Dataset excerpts

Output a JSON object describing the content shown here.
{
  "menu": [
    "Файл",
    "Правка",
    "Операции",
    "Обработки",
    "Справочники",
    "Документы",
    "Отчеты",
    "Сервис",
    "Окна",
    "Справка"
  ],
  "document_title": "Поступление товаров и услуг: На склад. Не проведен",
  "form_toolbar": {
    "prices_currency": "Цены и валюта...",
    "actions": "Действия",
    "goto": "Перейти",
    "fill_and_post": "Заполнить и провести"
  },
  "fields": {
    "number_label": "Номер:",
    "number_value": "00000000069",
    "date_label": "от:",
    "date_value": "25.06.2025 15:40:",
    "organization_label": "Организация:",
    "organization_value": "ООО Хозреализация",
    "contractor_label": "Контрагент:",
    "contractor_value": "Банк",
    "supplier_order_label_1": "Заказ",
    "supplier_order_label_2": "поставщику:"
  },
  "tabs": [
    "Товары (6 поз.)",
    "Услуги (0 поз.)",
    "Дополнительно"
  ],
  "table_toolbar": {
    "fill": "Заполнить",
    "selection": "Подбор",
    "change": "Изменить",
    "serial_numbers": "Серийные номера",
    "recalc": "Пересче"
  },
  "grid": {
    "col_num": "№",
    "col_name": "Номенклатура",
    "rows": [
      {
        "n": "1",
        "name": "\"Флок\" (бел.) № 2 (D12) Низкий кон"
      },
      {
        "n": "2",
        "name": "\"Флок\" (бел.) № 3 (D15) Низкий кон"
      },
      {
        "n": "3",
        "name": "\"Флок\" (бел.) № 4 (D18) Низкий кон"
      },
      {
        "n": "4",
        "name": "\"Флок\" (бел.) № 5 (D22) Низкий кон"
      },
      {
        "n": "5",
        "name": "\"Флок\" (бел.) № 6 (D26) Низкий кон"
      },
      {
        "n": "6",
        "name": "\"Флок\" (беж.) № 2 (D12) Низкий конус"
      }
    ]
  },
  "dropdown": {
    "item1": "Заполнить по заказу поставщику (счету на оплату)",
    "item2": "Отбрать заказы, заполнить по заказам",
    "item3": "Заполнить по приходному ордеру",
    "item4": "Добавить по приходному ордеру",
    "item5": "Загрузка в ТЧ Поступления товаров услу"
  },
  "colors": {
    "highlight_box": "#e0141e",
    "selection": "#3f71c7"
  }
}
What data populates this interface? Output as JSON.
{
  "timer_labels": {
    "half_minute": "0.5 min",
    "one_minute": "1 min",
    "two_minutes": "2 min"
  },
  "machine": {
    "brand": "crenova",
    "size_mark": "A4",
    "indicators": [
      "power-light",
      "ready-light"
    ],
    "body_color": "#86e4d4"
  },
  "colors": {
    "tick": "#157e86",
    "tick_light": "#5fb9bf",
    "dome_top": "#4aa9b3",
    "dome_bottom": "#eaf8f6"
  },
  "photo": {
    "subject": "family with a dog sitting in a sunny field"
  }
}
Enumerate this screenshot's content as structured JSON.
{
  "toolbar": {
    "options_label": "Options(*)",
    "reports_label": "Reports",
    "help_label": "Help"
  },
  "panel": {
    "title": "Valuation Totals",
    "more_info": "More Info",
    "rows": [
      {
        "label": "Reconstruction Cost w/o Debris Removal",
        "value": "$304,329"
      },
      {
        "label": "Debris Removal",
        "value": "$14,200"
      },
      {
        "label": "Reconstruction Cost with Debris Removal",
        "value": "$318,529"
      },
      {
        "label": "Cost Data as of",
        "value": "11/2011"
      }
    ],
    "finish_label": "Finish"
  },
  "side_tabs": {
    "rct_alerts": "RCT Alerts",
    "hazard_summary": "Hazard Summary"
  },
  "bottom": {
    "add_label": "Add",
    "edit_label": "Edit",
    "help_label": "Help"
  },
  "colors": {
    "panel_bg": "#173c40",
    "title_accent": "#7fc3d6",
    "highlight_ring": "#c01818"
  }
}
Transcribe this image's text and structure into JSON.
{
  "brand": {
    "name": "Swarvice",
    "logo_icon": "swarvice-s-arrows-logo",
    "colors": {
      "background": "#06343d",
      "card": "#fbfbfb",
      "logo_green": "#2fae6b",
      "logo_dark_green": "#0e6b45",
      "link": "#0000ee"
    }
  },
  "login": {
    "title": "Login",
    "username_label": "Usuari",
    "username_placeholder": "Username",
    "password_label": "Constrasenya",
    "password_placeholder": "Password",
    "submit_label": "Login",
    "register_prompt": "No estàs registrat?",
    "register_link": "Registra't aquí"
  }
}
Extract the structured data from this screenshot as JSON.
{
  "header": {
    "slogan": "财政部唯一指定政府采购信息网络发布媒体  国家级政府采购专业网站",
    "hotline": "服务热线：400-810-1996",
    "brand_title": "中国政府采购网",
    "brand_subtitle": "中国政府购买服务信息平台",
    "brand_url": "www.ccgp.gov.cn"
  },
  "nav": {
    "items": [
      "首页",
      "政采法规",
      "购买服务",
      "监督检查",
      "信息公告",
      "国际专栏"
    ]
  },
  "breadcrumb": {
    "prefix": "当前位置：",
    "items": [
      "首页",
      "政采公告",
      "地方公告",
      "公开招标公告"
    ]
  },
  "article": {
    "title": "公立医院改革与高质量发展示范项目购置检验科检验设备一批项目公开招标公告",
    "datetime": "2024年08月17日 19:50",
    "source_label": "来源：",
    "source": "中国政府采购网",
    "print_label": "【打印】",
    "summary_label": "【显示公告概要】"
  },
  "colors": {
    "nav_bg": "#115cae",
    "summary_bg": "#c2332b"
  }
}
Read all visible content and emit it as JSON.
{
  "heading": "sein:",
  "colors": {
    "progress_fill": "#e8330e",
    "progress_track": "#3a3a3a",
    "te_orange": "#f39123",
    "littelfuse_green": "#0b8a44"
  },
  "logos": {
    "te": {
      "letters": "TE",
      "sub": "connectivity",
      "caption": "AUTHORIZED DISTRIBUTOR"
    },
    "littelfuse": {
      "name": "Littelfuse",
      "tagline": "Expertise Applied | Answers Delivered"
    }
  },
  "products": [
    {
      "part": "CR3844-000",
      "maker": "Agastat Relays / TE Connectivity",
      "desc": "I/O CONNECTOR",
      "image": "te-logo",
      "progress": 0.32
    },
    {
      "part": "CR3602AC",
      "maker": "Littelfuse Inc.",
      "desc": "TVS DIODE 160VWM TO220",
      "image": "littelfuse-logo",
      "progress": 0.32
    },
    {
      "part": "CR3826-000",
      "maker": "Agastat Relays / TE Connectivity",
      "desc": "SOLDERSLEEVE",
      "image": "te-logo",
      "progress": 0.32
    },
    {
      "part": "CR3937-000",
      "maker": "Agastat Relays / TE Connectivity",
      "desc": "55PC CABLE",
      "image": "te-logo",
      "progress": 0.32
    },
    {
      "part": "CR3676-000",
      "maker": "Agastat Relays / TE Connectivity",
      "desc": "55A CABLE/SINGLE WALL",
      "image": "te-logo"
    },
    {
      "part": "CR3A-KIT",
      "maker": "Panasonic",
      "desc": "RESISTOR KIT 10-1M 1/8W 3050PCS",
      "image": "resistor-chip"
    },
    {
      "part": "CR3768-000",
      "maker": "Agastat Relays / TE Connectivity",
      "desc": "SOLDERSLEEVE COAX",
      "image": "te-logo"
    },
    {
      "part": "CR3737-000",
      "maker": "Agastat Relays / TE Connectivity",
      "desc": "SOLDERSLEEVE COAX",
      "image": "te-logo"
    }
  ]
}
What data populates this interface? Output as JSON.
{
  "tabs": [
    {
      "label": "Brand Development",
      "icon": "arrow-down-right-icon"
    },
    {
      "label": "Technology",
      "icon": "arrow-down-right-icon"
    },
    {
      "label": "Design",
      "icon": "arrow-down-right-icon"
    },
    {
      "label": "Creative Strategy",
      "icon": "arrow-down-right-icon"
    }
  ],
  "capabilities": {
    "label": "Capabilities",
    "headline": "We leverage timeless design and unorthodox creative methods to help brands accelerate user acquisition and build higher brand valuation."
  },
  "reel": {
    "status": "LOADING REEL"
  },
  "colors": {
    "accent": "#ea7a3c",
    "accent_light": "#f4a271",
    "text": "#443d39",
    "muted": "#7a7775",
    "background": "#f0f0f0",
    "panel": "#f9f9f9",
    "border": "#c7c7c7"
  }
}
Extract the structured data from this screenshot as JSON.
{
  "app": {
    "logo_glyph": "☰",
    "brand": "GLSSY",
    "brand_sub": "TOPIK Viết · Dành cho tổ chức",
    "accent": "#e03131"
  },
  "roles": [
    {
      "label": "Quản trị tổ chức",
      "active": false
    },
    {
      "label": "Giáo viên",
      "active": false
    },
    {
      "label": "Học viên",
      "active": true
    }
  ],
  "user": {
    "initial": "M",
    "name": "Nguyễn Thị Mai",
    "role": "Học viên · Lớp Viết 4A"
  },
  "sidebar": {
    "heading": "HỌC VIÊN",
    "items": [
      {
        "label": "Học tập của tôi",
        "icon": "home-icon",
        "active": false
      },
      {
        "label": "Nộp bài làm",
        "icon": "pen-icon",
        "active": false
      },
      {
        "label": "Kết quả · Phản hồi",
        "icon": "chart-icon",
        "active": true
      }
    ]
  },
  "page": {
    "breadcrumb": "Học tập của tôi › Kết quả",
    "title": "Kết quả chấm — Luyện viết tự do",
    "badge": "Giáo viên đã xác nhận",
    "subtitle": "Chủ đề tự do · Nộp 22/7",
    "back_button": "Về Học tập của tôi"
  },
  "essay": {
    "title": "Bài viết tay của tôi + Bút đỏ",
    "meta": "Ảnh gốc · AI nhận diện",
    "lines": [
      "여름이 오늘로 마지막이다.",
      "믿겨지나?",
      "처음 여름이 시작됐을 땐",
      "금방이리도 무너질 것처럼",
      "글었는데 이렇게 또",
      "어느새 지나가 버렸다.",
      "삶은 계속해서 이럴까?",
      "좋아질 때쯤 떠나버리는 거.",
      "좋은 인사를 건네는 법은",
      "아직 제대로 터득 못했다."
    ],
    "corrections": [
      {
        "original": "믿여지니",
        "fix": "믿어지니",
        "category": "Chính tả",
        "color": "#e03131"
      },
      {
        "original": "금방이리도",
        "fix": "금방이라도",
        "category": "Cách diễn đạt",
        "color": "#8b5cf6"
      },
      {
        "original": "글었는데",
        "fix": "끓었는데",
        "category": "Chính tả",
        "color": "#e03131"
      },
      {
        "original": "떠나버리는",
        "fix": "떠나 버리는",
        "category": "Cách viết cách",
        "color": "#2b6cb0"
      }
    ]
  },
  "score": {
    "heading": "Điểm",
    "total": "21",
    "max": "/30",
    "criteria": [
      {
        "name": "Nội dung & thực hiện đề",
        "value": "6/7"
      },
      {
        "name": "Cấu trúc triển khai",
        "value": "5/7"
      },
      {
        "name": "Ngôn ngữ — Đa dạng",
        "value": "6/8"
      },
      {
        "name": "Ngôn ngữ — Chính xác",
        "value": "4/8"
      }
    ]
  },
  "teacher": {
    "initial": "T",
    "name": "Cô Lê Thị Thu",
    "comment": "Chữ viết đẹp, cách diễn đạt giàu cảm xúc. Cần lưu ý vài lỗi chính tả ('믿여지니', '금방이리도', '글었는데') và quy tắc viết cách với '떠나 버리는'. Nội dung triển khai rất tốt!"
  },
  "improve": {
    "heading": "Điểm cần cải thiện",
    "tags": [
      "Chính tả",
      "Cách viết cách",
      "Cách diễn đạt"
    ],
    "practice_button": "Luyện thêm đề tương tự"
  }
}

• _Exercise prompt_
Work through the data and report how many of its lines hold the word "믿여지니", giving only the figure.

• _Worked solution_
2